Task prompt: Extract each line of the records below that contains the word "ylabel".
* START Data entries *
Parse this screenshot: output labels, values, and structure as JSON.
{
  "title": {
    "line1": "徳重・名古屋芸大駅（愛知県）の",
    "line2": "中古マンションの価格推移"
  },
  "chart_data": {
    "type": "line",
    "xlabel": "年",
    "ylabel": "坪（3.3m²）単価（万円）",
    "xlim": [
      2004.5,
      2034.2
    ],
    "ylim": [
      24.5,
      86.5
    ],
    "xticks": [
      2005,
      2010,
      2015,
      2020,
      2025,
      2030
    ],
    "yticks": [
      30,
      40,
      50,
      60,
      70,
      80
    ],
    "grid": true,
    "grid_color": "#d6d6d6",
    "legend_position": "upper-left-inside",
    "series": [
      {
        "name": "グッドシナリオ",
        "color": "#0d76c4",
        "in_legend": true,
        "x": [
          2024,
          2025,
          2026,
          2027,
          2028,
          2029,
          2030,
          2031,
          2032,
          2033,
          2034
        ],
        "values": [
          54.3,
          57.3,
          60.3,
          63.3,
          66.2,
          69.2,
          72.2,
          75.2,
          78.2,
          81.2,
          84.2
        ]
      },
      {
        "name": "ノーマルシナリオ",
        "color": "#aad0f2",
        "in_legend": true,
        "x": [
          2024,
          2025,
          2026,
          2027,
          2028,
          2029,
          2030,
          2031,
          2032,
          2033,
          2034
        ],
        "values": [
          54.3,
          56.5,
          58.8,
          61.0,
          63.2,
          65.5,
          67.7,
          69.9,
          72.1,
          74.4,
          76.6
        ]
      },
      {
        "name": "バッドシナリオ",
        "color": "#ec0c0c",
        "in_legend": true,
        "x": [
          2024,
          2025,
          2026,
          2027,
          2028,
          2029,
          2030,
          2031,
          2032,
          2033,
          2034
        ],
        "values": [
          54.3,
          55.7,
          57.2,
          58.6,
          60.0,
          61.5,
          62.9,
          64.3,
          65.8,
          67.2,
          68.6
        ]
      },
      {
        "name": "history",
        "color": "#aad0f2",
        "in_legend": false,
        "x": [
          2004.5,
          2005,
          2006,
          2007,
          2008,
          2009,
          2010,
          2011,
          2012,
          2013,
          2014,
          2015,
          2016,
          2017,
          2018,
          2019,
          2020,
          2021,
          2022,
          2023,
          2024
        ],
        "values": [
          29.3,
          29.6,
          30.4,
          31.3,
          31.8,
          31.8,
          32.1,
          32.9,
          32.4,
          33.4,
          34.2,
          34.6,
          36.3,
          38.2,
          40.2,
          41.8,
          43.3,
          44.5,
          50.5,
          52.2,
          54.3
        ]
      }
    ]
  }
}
* END Data entries *
* START Data entries *
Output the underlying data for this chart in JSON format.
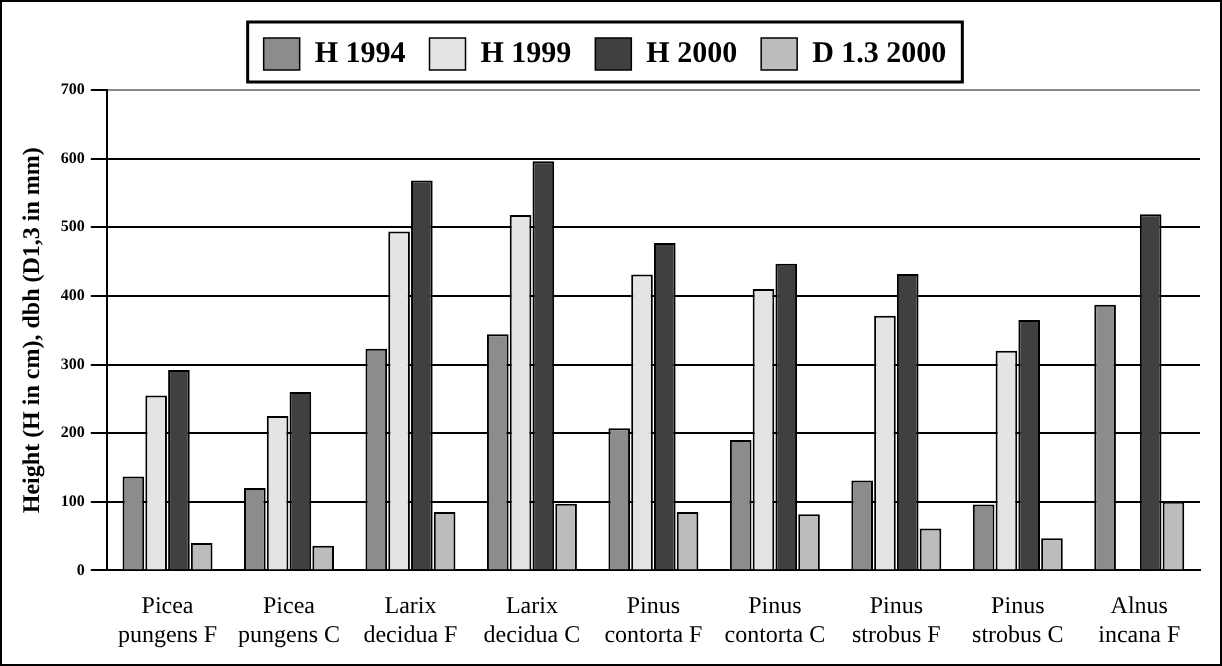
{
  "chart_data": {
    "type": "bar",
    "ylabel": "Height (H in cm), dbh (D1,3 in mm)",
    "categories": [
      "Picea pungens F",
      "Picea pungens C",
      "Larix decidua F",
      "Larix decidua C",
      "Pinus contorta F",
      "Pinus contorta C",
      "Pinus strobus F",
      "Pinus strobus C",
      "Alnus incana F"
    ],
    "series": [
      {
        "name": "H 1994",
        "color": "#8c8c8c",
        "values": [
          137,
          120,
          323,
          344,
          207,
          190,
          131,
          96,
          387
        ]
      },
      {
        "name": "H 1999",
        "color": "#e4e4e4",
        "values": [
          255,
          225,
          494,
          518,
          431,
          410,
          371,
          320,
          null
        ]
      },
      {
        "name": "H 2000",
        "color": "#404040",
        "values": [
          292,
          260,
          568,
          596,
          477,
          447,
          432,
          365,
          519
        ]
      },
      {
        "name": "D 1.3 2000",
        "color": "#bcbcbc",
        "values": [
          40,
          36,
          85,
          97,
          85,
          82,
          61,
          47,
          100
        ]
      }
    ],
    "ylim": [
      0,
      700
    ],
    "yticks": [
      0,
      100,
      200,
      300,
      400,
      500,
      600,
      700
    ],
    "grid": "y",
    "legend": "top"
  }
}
* END Data entries *
Solved problem:
    "ylabel": "坪（3.3m²）単価（万円）",
    "ylabel": "Height (H in cm), dbh (D1,3 in mm)",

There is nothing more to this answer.